» **Collected data entries**:
===

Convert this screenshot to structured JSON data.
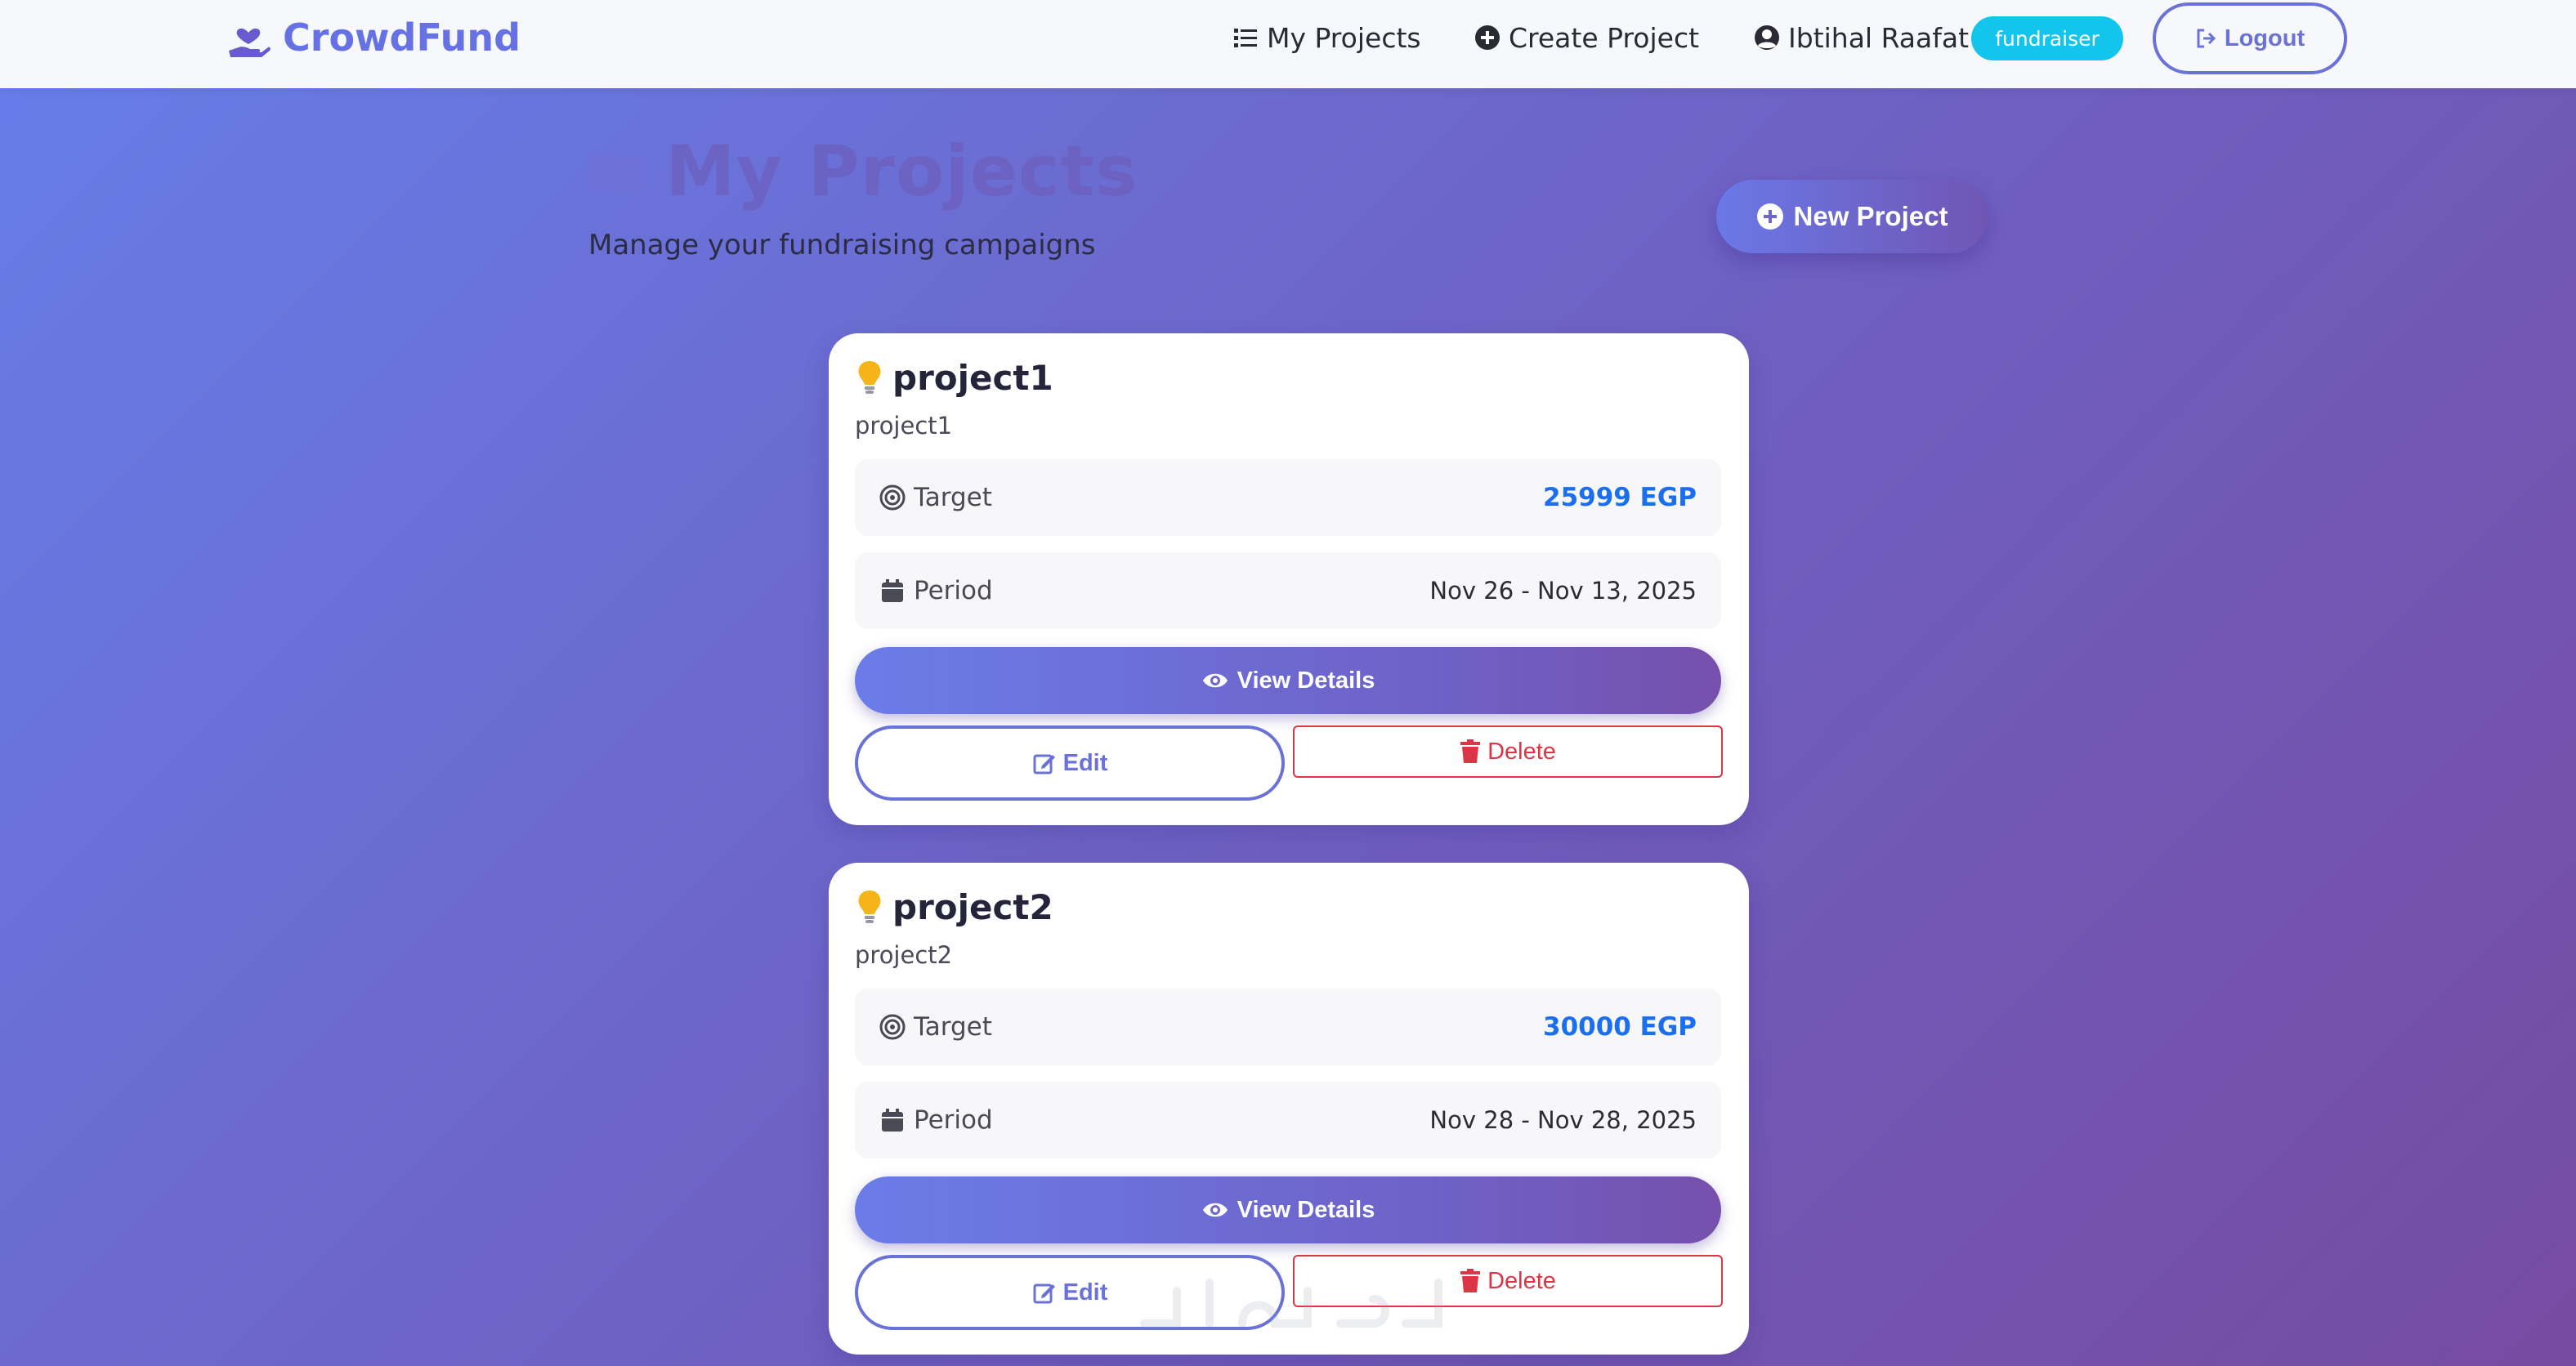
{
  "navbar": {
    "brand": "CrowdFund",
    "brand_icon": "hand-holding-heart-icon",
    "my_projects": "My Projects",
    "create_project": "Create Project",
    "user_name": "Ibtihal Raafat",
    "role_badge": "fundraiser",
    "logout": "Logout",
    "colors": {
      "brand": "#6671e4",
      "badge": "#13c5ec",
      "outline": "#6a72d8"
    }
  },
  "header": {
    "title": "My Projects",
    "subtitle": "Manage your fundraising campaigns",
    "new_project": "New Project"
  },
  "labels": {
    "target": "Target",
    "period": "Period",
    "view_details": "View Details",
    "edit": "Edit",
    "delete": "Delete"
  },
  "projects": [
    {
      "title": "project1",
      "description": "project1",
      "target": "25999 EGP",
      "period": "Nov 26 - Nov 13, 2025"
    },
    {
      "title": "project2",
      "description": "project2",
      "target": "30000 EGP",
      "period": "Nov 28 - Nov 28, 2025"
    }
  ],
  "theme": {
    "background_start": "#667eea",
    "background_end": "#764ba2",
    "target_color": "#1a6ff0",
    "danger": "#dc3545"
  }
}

===

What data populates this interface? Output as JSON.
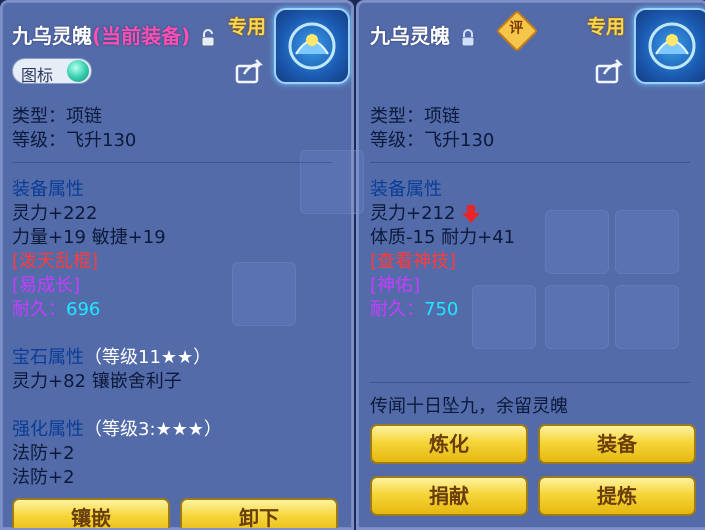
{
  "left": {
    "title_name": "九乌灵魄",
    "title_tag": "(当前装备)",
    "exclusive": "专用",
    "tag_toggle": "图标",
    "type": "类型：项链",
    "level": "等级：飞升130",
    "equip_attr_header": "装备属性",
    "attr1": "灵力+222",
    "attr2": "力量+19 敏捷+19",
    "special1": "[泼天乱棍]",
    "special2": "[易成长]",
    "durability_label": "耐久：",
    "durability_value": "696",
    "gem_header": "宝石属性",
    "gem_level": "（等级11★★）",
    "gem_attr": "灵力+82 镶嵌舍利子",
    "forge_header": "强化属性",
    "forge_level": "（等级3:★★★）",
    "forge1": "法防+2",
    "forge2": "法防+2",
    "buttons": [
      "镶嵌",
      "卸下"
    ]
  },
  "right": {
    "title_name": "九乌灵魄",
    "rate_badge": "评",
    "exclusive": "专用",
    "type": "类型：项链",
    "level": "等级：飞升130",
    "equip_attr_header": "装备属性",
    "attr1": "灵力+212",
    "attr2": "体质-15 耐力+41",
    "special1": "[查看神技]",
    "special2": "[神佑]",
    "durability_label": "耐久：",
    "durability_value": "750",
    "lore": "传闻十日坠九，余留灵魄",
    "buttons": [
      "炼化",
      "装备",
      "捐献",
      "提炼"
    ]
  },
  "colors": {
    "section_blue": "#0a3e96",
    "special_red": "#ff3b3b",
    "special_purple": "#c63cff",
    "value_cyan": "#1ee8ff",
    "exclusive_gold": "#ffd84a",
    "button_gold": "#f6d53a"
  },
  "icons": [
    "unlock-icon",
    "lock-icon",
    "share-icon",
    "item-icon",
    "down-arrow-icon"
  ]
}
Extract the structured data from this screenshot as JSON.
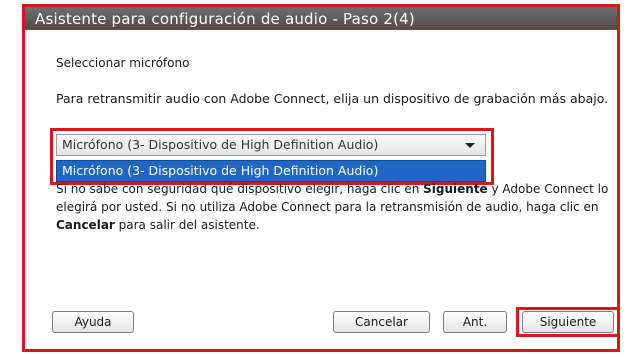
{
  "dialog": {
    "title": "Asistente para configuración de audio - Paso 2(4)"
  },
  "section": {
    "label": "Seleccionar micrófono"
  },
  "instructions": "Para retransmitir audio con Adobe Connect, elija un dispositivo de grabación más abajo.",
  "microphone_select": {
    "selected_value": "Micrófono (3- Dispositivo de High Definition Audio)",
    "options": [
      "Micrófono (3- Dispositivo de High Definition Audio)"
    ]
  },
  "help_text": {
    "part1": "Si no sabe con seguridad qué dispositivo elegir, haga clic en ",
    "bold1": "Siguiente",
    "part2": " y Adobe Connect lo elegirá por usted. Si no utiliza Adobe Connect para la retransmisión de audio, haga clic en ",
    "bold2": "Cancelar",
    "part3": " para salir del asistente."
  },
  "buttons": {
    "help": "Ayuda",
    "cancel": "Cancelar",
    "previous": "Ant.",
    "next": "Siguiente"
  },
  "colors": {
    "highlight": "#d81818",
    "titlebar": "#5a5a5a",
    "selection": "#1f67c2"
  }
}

===

From the data, list each line in which the string "clic" appears.

» **Answer to the problem**:
    "part1": "Si no sabe con seguridad qué dispositivo elegir, haga clic en ",
    "part2": " y Adobe Connect lo elegirá por usted. Si no utiliza Adobe Connect para la retransmisión de audio, haga clic en ",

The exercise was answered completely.